> [Data entries]:
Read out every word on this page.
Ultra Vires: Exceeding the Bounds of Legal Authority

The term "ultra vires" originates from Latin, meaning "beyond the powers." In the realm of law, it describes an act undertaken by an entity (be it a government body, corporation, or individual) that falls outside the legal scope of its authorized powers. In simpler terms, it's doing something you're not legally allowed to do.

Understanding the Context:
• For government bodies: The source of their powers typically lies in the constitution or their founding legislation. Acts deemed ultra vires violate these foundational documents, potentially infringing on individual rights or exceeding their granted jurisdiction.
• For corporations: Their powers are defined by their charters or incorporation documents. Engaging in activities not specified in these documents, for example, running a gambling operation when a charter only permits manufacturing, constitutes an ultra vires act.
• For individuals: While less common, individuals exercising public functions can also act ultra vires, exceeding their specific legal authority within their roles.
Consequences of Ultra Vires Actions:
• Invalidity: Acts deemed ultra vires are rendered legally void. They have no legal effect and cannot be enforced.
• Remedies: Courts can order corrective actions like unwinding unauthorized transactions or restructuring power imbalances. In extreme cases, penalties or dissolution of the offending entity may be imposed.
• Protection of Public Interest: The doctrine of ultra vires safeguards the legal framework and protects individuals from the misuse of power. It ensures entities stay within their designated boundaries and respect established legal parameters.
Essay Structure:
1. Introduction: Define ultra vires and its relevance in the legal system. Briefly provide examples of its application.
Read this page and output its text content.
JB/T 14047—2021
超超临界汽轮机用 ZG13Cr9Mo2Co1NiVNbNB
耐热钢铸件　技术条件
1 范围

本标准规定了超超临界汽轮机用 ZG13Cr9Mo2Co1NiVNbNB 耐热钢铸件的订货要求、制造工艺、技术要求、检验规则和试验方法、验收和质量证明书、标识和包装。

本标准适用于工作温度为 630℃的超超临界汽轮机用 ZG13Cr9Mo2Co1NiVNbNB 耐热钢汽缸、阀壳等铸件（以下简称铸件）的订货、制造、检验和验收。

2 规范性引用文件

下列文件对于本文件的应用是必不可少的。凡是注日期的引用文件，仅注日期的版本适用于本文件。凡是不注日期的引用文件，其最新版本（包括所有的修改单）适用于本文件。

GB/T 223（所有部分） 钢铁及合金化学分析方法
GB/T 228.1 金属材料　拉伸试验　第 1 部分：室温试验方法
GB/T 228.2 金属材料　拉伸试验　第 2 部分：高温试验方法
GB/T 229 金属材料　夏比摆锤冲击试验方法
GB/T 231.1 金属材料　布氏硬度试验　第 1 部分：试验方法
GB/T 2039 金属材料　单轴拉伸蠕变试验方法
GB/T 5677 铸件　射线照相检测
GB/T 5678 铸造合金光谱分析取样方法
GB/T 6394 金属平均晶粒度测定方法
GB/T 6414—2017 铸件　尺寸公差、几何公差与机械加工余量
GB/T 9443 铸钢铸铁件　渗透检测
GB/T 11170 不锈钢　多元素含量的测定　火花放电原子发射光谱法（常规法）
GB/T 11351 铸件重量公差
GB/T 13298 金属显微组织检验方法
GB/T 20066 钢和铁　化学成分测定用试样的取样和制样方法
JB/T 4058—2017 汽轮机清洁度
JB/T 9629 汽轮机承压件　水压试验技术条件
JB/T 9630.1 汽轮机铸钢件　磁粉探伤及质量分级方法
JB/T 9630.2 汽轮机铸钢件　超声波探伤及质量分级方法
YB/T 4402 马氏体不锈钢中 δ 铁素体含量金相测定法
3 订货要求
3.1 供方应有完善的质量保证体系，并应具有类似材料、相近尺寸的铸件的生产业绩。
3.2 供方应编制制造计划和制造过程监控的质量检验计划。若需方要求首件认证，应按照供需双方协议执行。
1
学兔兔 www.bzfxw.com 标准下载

> [Exercise goal]: Take the data above and return it exactly.

> [Result for this exercise]:
Read out every word on this page.
Ultra Vires: Exceeding the Bounds of Legal Authority

The term "ultra vires" originates from Latin, meaning "beyond the powers." In the realm of law, it describes an act undertaken by an entity (be it a government body, corporation, or individual) that falls outside the legal scope of its authorized powers. In simpler terms, it's doing something you're not legally allowed to do.

Understanding the Context:
• For government bodies: The source of their powers typically lies in the constitution or their founding legislation. Acts deemed ultra vires violate these foundational documents, potentially infringing on individual rights or exceeding their granted jurisdiction.
• For corporations: Their powers are defined by their charters or incorporation documents. Engaging in activities not specified in these documents, for example, running a gambling operation when a charter only permits manufacturing, constitutes an ultra vires act.
• For individuals: While less common, individuals exercising public functions can also act ultra vires, exceeding their specific legal authority within their roles.
Consequences of Ultra Vires Actions:
• Invalidity: Acts deemed ultra vires are rendered legally void. They have no legal effect and cannot be enforced.
• Remedies: Courts can order corrective actions like unwinding unauthorized transactions or restructuring power imbalances. In extreme cases, penalties or dissolution of the offending entity may be imposed.
• Protection of Public Interest: The doctrine of ultra vires safeguards the legal framework and protects individuals from the misuse of power. It ensures entities stay within their designated boundaries and respect established legal parameters.
Essay Structure:
1. Introduction: Define ultra vires and its relevance in the legal system. Briefly provide examples of its application.
Read this page and output its text content.
JB/T 14047—2021
超超临界汽轮机用 ZG13Cr9Mo2Co1NiVNbNB
耐热钢铸件　技术条件
1 范围

本标准规定了超超临界汽轮机用 ZG13Cr9Mo2Co1NiVNbNB 耐热钢铸件的订货要求、制造工艺、技术要求、检验规则和试验方法、验收和质量证明书、标识和包装。

本标准适用于工作温度为 630℃的超超临界汽轮机用 ZG13Cr9Mo2Co1NiVNbNB 耐热钢汽缸、阀壳等铸件（以下简称铸件）的订货、制造、检验和验收。

2 规范性引用文件

下列文件对于本文件的应用是必不可少的。凡是注日期的引用文件，仅注日期的版本适用于本文件。凡是不注日期的引用文件，其最新版本（包括所有的修改单）适用于本文件。

GB/T 223（所有部分） 钢铁及合金化学分析方法
GB/T 228.1 金属材料　拉伸试验　第 1 部分：室温试验方法
GB/T 228.2 金属材料　拉伸试验　第 2 部分：高温试验方法
GB/T 229 金属材料　夏比摆锤冲击试验方法
GB/T 231.1 金属材料　布氏硬度试验　第 1 部分：试验方法
GB/T 2039 金属材料　单轴拉伸蠕变试验方法
GB/T 5677 铸件　射线照相检测
GB/T 5678 铸造合金光谱分析取样方法
GB/T 6394 金属平均晶粒度测定方法
GB/T 6414—2017 铸件　尺寸公差、几何公差与机械加工余量
GB/T 9443 铸钢铸铁件　渗透检测
GB/T 11170 不锈钢　多元素含量的测定　火花放电原子发射光谱法（常规法）
GB/T 11351 铸件重量公差
GB/T 13298 金属显微组织检验方法
GB/T 20066 钢和铁　化学成分测定用试样的取样和制样方法
JB/T 4058—2017 汽轮机清洁度
JB/T 9629 汽轮机承压件　水压试验技术条件
JB/T 9630.1 汽轮机铸钢件　磁粉探伤及质量分级方法
JB/T 9630.2 汽轮机铸钢件　超声波探伤及质量分级方法
YB/T 4402 马氏体不锈钢中 δ 铁素体含量金相测定法
3 订货要求
3.1 供方应有完善的质量保证体系，并应具有类似材料、相近尺寸的铸件的生产业绩。
3.2 供方应编制制造计划和制造过程监控的质量检验计划。若需方要求首件认证，应按照供需双方协议执行。
1
学兔兔 www.bzfxw.com 标准下载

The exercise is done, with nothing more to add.